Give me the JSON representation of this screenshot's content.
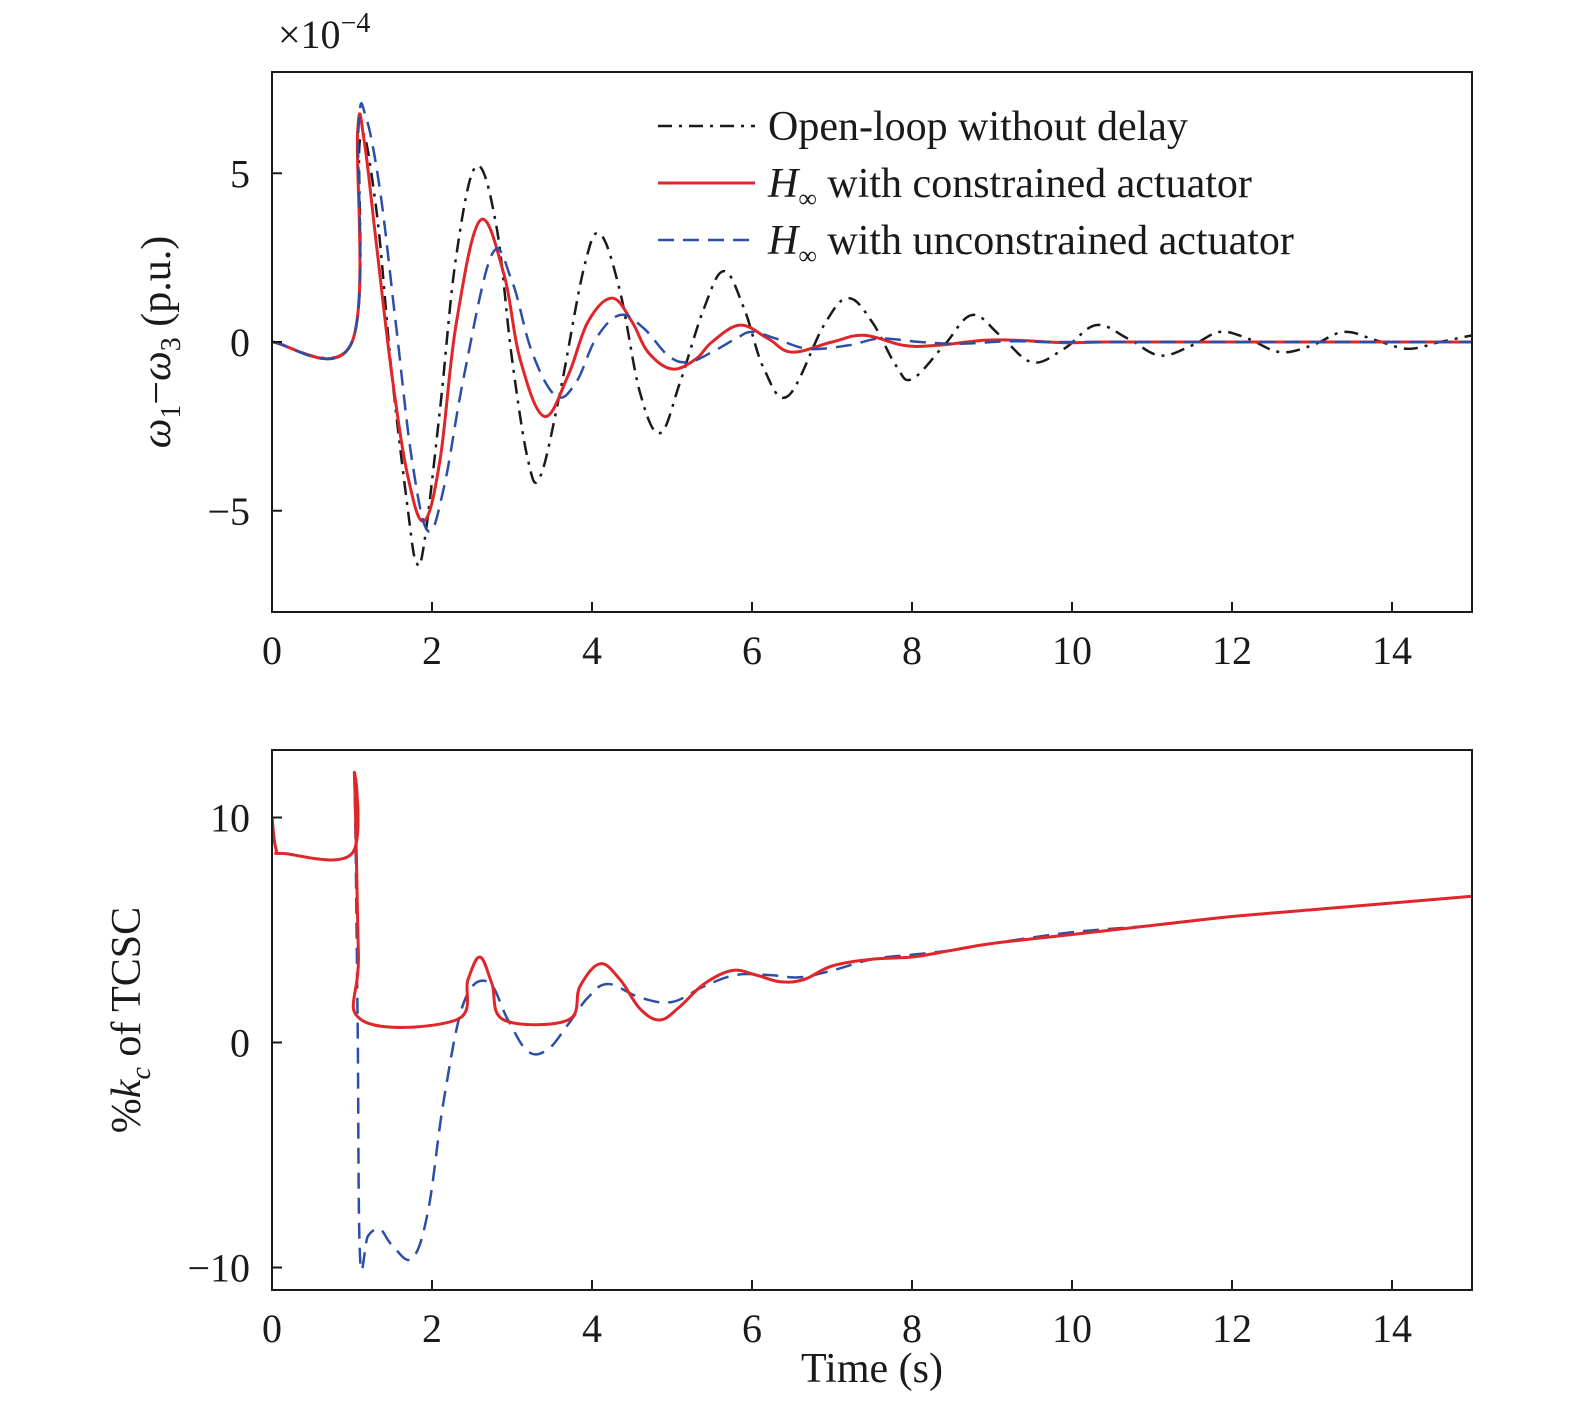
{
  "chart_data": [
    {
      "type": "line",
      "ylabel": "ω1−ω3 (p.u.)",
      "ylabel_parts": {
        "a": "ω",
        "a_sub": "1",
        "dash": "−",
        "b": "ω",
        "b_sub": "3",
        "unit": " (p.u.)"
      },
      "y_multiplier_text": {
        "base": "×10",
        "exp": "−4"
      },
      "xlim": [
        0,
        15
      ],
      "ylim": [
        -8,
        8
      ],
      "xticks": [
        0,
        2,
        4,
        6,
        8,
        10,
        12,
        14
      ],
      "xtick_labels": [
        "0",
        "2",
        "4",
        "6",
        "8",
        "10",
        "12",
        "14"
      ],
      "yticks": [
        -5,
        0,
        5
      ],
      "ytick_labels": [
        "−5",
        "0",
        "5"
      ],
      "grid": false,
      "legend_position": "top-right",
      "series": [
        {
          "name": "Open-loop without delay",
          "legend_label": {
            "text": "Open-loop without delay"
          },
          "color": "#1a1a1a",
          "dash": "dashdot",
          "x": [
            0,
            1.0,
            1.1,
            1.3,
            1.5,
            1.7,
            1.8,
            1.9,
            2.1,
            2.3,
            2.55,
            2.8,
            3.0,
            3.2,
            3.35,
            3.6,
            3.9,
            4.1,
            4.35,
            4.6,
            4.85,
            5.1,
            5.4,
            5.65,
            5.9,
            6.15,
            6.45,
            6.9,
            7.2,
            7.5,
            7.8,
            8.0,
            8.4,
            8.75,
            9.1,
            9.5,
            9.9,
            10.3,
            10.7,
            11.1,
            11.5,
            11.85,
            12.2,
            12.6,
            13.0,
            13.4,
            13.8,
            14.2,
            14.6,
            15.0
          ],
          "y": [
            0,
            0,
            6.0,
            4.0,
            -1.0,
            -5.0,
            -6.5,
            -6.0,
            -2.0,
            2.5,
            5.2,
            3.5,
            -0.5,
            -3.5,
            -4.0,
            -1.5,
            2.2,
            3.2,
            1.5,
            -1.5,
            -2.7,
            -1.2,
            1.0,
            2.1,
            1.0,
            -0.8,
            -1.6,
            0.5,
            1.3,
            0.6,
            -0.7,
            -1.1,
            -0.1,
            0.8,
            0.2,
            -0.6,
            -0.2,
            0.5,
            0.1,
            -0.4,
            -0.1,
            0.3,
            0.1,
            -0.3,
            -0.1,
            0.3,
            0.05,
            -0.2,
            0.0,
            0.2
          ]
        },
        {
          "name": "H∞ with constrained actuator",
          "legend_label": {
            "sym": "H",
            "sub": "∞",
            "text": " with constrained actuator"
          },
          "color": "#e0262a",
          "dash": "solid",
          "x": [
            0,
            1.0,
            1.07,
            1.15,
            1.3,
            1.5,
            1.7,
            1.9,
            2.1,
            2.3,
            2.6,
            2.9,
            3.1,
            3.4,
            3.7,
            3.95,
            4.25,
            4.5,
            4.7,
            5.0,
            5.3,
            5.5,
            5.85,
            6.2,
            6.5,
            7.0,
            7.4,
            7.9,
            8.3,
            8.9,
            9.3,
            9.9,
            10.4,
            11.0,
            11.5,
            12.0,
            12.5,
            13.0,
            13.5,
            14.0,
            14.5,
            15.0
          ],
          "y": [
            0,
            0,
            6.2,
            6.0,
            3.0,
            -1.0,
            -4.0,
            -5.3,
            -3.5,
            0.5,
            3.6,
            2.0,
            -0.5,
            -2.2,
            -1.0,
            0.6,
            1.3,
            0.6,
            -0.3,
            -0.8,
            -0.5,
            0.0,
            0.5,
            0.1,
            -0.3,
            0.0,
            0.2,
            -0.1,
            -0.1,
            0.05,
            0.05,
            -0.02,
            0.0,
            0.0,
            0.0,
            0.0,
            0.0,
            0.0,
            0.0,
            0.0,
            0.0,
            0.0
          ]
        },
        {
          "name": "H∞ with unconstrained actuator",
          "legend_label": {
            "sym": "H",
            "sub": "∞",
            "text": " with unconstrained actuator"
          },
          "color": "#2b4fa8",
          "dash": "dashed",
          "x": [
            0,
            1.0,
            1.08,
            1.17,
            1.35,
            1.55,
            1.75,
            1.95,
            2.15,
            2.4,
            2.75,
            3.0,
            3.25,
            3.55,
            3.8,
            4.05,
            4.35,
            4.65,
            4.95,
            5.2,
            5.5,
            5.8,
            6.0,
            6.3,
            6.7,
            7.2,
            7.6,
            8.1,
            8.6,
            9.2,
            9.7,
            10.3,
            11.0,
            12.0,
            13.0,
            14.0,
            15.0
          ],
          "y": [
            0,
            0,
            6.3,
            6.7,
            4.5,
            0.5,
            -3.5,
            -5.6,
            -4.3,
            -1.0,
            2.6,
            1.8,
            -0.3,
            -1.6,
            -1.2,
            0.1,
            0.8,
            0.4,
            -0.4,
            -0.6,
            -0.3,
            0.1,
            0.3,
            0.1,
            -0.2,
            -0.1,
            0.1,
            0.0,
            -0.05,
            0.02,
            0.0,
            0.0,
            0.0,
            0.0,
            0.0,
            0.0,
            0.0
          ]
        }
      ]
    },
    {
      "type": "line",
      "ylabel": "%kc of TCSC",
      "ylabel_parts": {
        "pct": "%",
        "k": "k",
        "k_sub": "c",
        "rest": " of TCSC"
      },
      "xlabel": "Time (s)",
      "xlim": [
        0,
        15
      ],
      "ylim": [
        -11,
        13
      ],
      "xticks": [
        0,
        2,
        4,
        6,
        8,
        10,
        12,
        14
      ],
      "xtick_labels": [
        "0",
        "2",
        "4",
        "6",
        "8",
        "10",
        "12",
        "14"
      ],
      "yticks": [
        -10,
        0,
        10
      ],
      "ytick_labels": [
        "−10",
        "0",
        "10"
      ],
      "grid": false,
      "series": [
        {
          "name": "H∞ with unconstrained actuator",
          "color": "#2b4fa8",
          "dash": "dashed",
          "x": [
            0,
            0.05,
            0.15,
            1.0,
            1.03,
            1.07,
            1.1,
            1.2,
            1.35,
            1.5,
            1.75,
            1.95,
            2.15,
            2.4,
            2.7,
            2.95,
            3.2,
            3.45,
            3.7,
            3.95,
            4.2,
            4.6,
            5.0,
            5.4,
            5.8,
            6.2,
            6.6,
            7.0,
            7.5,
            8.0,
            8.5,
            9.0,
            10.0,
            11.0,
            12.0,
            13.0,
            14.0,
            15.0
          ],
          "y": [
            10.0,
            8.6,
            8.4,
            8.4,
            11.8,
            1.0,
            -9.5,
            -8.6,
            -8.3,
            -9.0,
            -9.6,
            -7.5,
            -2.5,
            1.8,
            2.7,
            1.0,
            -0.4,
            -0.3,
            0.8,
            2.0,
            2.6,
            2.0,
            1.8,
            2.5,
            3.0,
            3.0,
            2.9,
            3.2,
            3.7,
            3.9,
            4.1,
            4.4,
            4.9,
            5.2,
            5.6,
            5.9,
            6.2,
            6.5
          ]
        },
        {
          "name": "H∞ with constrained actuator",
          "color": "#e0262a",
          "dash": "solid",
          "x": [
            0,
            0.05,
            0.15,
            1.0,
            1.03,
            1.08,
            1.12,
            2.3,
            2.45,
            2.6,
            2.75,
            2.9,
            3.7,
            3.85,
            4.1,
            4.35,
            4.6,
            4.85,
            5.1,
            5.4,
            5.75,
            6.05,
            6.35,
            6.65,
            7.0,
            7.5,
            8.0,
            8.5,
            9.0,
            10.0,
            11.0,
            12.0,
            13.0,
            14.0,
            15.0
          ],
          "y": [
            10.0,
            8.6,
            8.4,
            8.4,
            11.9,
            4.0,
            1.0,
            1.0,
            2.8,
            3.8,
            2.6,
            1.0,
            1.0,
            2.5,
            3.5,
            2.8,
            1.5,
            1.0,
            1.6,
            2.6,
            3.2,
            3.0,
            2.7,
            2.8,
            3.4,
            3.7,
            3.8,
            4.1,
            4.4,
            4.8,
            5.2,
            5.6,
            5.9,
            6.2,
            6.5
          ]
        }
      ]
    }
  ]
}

**TASK DIRECTIONS:** Look through the entries above; copy every line holding the string "delay".

**REPLY:**
          "name": "Open-loop without delay",
            "text": "Open-loop without delay"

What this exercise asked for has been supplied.